▶ **WHAT THIS TASK INVOLVES**
Reproduce every entry below precisely; do not include the pictures.

▶ **GIVEN RECORDS**
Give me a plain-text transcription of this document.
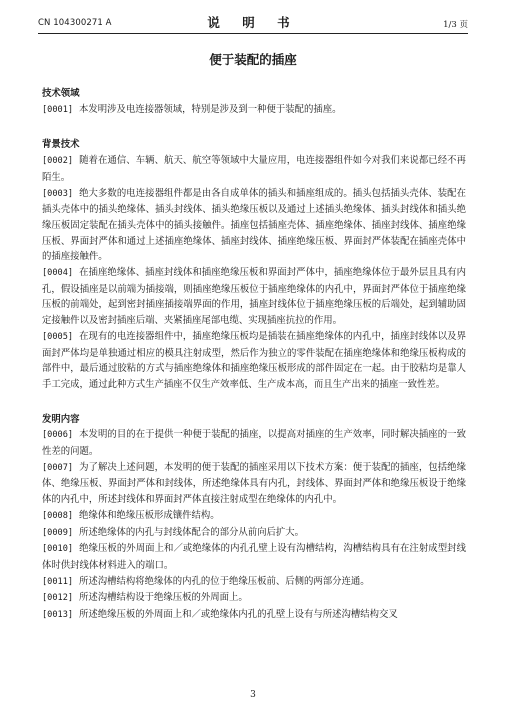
CN 104300271 A	说 明 书	1/3 页
便于装配的插座

技术领域

[0001] 本发明涉及电连接器领域，特别是涉及到一种便于装配的插座。

背景技术

[0002] 随着在通信、车辆、航天、航空等领域中大量应用，电连接器组件如今对我们来说都已经不再陌生。

[0003] 绝大多数的电连接器组件都是由各自成单体的插头和插座组成的。插头包括插头壳体、装配在插头壳体中的插头绝缘体、插头封线体、插头绝缘压板以及通过上述插头绝缘体、插头封线体和插头绝缘压板固定装配在插头壳体中的插头接触件。插座包括插座壳体、插座绝缘体、插座封线体、插座绝缘压板、界面封严体和通过上述插座绝缘体、插座封线体、插座绝缘压板、界面封严体装配在插座壳体中的插座接触件。

[0004] 在插座绝缘体、插座封线体和插座绝缘压板和界面封严体中，插座绝缘体位于最外层且具有内孔，假设插座是以前端为插接端，则插座绝缘压板位于插座绝缘体的内孔中，界面封严体位于插座绝缘压板的前端处，起到密封插座插接端界面的作用，插座封线体位于插座绝缘压板的后端处，起到辅助固定接触件以及密封插座后端、夹紧插座尾部电缆、实现插座抗拉的作用。

[0005] 在现有的电连接器组件中，插座绝缘压板均是插装在插座绝缘体的内孔中，插座封线体以及界面封严体均是单独通过相应的模具注射成型，然后作为独立的零件装配在插座绝缘体和绝缘压板构成的部件中，最后通过胶粘的方式与插座绝缘体和插座绝缘压板形成的部件固定在一起。由于胶粘均是靠人手工完成，通过此种方式生产插座不仅生产效率低、生产成本高，而且生产出来的插座一致性差。

发明内容

[0006] 本发明的目的在于提供一种便于装配的插座，以提高对插座的生产效率，同时解决插座的一致性差的问题。

[0007] 为了解决上述问题，本发明的便于装配的插座采用以下技术方案：便于装配的插座，包括绝缘体、绝缘压板、界面封严体和封线体，所述绝缘体具有内孔，封线体、界面封严体和绝缘压板设于绝缘体的内孔中，所述封线体和界面封严体直接注射成型在绝缘体的内孔中。

[0008] 绝缘体和绝缘压板形成镶件结构。

[0009] 所述绝缘体的内孔与封线体配合的部分从前向后扩大。

[0010] 绝缘压板的外周面上和／或绝缘体的内孔孔壁上设有沟槽结构，沟槽结构具有在注射成型封线体时供封线体材料进入的端口。

[0011] 所述沟槽结构将绝缘体的内孔的位于绝缘压板前、后侧的两部分连通。

[0012] 所述沟槽结构设于绝缘压板的外周面上。

[0013] 所述绝缘压板的外周面上和／或绝缘体内孔的孔壁上设有与所述沟槽结构交叉

3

▶ **THE ANSWER**
Give me a plain-text transcription of this document.
CN 104300271 A	说 明 书	1/3 页
便于装配的插座

技术领域

[0001] 本发明涉及电连接器领域，特别是涉及到一种便于装配的插座。

背景技术

[0002] 随着在通信、车辆、航天、航空等领域中大量应用，电连接器组件如今对我们来说都已经不再陌生。

[0003] 绝大多数的电连接器组件都是由各自成单体的插头和插座组成的。插头包括插头壳体、装配在插头壳体中的插头绝缘体、插头封线体、插头绝缘压板以及通过上述插头绝缘体、插头封线体和插头绝缘压板固定装配在插头壳体中的插头接触件。插座包括插座壳体、插座绝缘体、插座封线体、插座绝缘压板、界面封严体和通过上述插座绝缘体、插座封线体、插座绝缘压板、界面封严体装配在插座壳体中的插座接触件。

[0004] 在插座绝缘体、插座封线体和插座绝缘压板和界面封严体中，插座绝缘体位于最外层且具有内孔，假设插座是以前端为插接端，则插座绝缘压板位于插座绝缘体的内孔中，界面封严体位于插座绝缘压板的前端处，起到密封插座插接端界面的作用，插座封线体位于插座绝缘压板的后端处，起到辅助固定接触件以及密封插座后端、夹紧插座尾部电缆、实现插座抗拉的作用。

[0005] 在现有的电连接器组件中，插座绝缘压板均是插装在插座绝缘体的内孔中，插座封线体以及界面封严体均是单独通过相应的模具注射成型，然后作为独立的零件装配在插座绝缘体和绝缘压板构成的部件中，最后通过胶粘的方式与插座绝缘体和插座绝缘压板形成的部件固定在一起。由于胶粘均是靠人手工完成，通过此种方式生产插座不仅生产效率低、生产成本高，而且生产出来的插座一致性差。

发明内容

[0006] 本发明的目的在于提供一种便于装配的插座，以提高对插座的生产效率，同时解决插座的一致性差的问题。

[0007] 为了解决上述问题，本发明的便于装配的插座采用以下技术方案：便于装配的插座，包括绝缘体、绝缘压板、界面封严体和封线体，所述绝缘体具有内孔，封线体、界面封严体和绝缘压板设于绝缘体的内孔中，所述封线体和界面封严体直接注射成型在绝缘体的内孔中。

[0008] 绝缘体和绝缘压板形成镶件结构。

[0009] 所述绝缘体的内孔与封线体配合的部分从前向后扩大。

[0010] 绝缘压板的外周面上和／或绝缘体的内孔孔壁上设有沟槽结构，沟槽结构具有在注射成型封线体时供封线体材料进入的端口。

[0011] 所述沟槽结构将绝缘体的内孔的位于绝缘压板前、后侧的两部分连通。

[0012] 所述沟槽结构设于绝缘压板的外周面上。

[0013] 所述绝缘压板的外周面上和／或绝缘体内孔的孔壁上设有与所述沟槽结构交叉

3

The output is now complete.